§ **What the exercise asks**
How many lines in this data contain the string "cover"? Reply with the number only.

§ **Collection entries**
*-*-*
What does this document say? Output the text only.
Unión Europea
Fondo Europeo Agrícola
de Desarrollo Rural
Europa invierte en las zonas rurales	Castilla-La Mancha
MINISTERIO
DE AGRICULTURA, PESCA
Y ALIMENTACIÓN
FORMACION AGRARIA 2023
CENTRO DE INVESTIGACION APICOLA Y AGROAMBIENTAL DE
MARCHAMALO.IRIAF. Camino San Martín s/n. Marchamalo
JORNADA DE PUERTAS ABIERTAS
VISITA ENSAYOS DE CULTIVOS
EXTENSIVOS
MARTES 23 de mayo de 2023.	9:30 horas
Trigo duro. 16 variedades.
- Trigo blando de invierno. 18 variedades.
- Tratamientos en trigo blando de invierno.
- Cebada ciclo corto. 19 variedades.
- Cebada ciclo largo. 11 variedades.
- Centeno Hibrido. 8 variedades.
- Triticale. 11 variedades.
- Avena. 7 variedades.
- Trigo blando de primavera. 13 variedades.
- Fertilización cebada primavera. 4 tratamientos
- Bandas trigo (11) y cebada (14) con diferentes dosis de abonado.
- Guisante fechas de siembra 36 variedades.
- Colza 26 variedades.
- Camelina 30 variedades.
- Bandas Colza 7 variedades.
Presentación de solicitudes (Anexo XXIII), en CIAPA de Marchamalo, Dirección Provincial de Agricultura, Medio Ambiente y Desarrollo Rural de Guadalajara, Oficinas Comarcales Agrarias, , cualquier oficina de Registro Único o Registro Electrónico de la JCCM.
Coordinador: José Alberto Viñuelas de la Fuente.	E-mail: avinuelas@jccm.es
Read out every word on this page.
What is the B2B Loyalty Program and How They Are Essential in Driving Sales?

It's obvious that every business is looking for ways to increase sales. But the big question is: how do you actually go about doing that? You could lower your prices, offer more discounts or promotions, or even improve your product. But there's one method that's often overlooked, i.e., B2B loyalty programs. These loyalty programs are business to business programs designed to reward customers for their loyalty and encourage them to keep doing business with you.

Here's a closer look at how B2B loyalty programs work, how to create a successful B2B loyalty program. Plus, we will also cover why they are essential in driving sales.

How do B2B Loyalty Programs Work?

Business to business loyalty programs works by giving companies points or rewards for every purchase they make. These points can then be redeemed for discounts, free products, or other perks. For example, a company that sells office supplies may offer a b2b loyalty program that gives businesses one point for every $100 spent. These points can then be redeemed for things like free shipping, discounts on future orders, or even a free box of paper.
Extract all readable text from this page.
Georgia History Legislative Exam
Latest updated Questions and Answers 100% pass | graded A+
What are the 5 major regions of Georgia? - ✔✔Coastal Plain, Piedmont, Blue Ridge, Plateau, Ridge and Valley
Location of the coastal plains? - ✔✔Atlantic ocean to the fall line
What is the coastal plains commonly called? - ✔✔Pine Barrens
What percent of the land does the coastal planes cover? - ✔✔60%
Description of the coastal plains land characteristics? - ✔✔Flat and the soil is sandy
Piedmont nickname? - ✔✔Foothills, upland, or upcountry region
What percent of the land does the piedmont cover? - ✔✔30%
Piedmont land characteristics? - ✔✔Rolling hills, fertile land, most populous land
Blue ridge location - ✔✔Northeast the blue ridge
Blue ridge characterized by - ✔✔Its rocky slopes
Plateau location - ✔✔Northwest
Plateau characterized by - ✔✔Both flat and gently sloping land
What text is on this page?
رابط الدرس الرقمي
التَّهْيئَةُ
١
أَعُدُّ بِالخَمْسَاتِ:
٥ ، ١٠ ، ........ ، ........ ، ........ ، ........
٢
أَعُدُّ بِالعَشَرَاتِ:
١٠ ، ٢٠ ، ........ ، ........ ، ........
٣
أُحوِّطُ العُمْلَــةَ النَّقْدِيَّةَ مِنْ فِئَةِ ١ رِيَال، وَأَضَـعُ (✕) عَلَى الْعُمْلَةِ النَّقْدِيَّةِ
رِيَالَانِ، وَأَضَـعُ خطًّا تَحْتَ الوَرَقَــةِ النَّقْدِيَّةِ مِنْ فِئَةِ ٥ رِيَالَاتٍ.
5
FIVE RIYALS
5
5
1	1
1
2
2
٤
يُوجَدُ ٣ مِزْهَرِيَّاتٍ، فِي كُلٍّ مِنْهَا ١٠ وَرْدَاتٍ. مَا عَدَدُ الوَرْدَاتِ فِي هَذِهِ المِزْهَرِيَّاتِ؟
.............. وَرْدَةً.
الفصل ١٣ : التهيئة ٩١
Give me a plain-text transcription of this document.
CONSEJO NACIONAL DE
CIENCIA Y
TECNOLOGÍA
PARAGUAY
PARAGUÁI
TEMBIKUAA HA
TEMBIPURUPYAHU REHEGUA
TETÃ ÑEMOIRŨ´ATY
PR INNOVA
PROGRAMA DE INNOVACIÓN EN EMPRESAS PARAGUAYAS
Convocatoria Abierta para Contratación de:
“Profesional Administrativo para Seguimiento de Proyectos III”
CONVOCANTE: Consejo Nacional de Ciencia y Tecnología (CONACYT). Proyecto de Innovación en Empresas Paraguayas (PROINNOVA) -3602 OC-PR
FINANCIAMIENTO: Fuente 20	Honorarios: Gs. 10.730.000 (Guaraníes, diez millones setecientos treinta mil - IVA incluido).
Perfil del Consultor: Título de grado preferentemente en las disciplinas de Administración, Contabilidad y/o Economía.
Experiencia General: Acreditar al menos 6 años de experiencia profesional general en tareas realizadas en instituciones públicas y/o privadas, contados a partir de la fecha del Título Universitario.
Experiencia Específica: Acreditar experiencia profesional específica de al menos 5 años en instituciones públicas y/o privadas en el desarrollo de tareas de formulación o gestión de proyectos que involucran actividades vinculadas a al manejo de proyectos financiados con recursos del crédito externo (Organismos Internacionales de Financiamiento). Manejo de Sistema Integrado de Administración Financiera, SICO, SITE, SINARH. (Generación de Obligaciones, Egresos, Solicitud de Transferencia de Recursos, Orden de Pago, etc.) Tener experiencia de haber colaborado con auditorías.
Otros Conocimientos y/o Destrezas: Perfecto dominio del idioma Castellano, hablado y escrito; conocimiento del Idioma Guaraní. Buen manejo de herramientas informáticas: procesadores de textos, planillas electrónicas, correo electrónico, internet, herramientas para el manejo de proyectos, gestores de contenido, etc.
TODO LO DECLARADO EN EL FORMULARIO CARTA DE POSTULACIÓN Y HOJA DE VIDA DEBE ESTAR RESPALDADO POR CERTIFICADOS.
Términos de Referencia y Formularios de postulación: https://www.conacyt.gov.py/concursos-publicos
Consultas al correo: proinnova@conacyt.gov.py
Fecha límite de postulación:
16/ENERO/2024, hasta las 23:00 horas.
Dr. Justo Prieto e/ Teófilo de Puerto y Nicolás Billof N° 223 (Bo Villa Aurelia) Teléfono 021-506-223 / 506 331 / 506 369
*-*-*
§ **Task answer**
3